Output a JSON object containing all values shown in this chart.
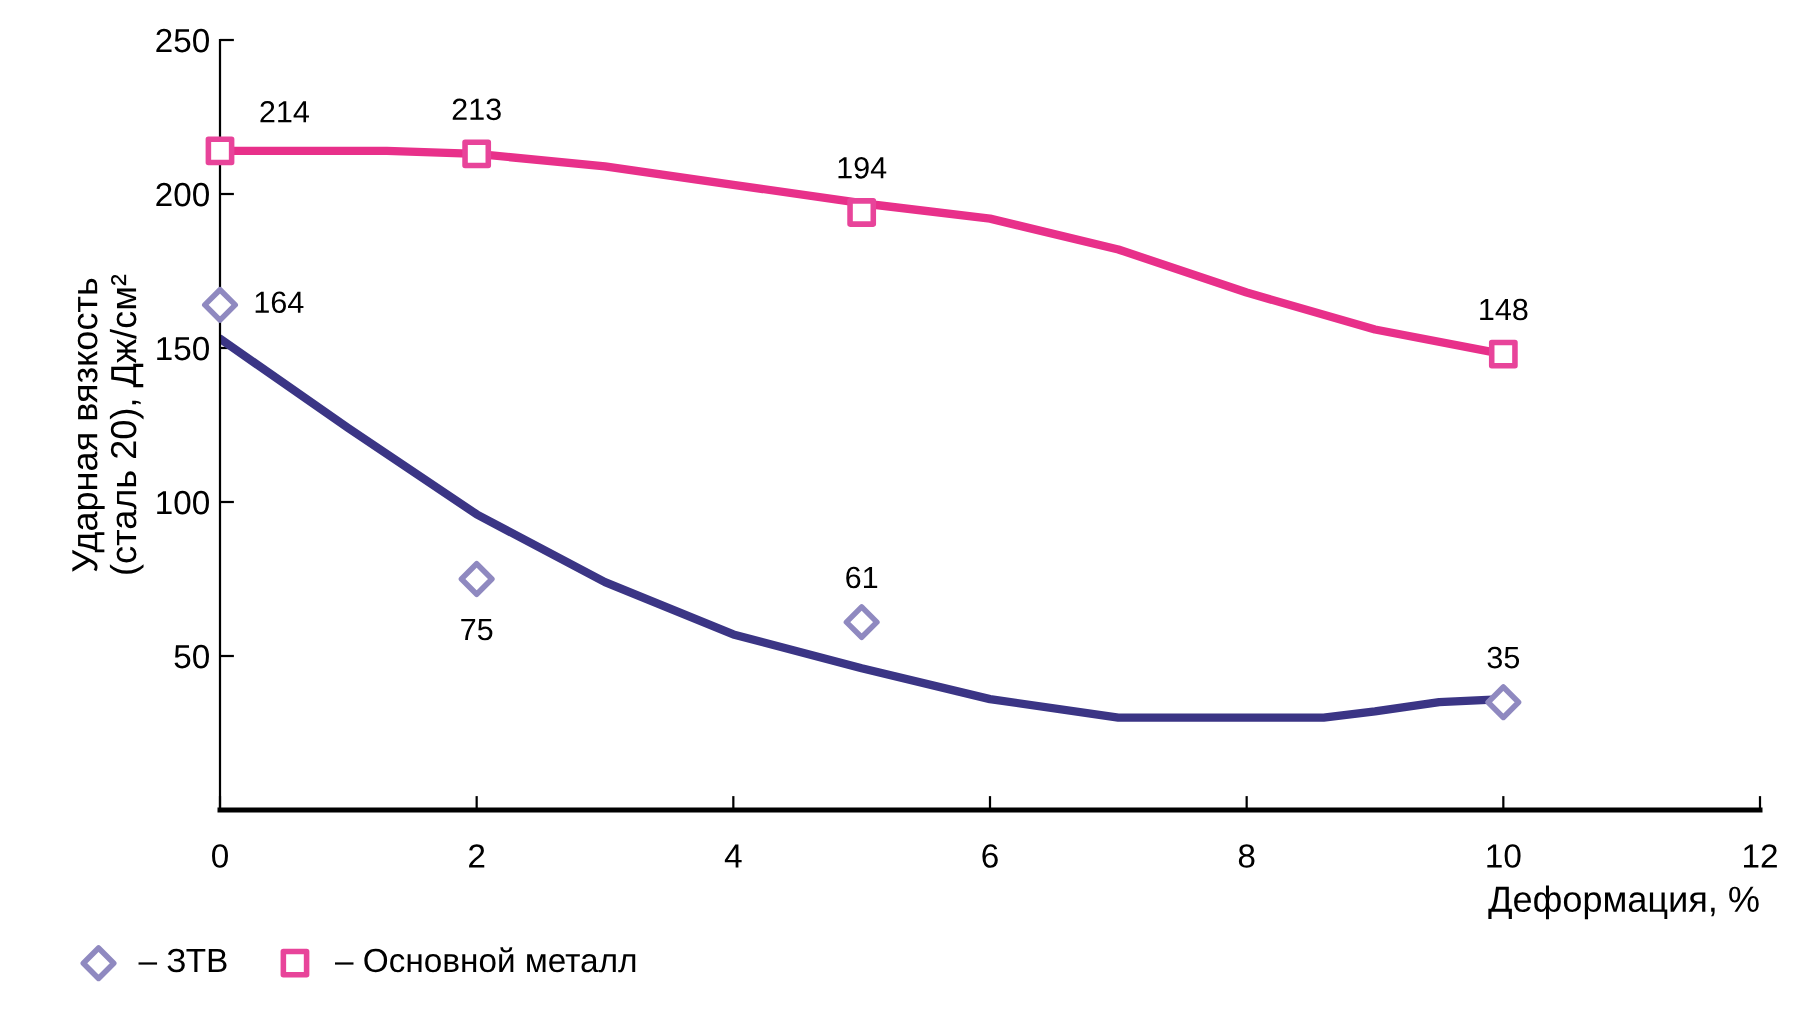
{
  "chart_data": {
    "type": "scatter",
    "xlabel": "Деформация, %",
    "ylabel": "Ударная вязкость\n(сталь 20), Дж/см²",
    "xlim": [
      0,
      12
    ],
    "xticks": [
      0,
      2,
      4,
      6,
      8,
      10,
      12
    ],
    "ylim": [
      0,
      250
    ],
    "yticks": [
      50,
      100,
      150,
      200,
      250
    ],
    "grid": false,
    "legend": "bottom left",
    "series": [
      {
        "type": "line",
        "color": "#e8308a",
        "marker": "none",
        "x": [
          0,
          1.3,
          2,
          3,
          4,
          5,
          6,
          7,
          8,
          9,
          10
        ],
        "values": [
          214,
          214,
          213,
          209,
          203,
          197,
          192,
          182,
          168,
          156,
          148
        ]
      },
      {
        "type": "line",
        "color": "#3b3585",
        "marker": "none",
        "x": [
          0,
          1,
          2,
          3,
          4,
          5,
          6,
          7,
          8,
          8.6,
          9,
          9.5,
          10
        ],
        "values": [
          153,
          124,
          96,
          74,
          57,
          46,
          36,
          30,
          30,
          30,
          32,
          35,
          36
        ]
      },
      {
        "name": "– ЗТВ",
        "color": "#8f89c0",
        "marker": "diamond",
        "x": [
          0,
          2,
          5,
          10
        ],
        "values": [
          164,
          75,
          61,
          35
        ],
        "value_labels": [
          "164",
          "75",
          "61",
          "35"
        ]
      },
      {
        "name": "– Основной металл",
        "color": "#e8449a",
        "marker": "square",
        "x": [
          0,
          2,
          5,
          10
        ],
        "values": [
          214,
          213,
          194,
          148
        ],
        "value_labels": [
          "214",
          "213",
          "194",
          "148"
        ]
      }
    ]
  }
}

- Aim
Using the data above, write out every line exactly, leaving the images behind.

- Response below
Output a JSON object containing all values shown in this chart.
{
  "chart_data": {
    "type": "scatter",
    "xlabel": "Деформация, %",
    "ylabel": "Ударная вязкость\n(сталь 20), Дж/см²",
    "xlim": [
      0,
      12
    ],
    "xticks": [
      0,
      2,
      4,
      6,
      8,
      10,
      12
    ],
    "ylim": [
      0,
      250
    ],
    "yticks": [
      50,
      100,
      150,
      200,
      250
    ],
    "grid": false,
    "legend": "bottom left",
    "series": [
      {
        "type": "line",
        "color": "#e8308a",
        "marker": "none",
        "x": [
          0,
          1.3,
          2,
          3,
          4,
          5,
          6,
          7,
          8,
          9,
          10
        ],
        "values": [
          214,
          214,
          213,
          209,
          203,
          197,
          192,
          182,
          168,
          156,
          148
        ]
      },
      {
        "type": "line",
        "color": "#3b3585",
        "marker": "none",
        "x": [
          0,
          1,
          2,
          3,
          4,
          5,
          6,
          7,
          8,
          8.6,
          9,
          9.5,
          10
        ],
        "values": [
          153,
          124,
          96,
          74,
          57,
          46,
          36,
          30,
          30,
          30,
          32,
          35,
          36
        ]
      },
      {
        "name": "– ЗТВ",
        "color": "#8f89c0",
        "marker": "diamond",
        "x": [
          0,
          2,
          5,
          10
        ],
        "values": [
          164,
          75,
          61,
          35
        ],
        "value_labels": [
          "164",
          "75",
          "61",
          "35"
        ]
      },
      {
        "name": "– Основной металл",
        "color": "#e8449a",
        "marker": "square",
        "x": [
          0,
          2,
          5,
          10
        ],
        "values": [
          214,
          213,
          194,
          148
        ],
        "value_labels": [
          "214",
          "213",
          "194",
          "148"
        ]
      }
    ]
  }
}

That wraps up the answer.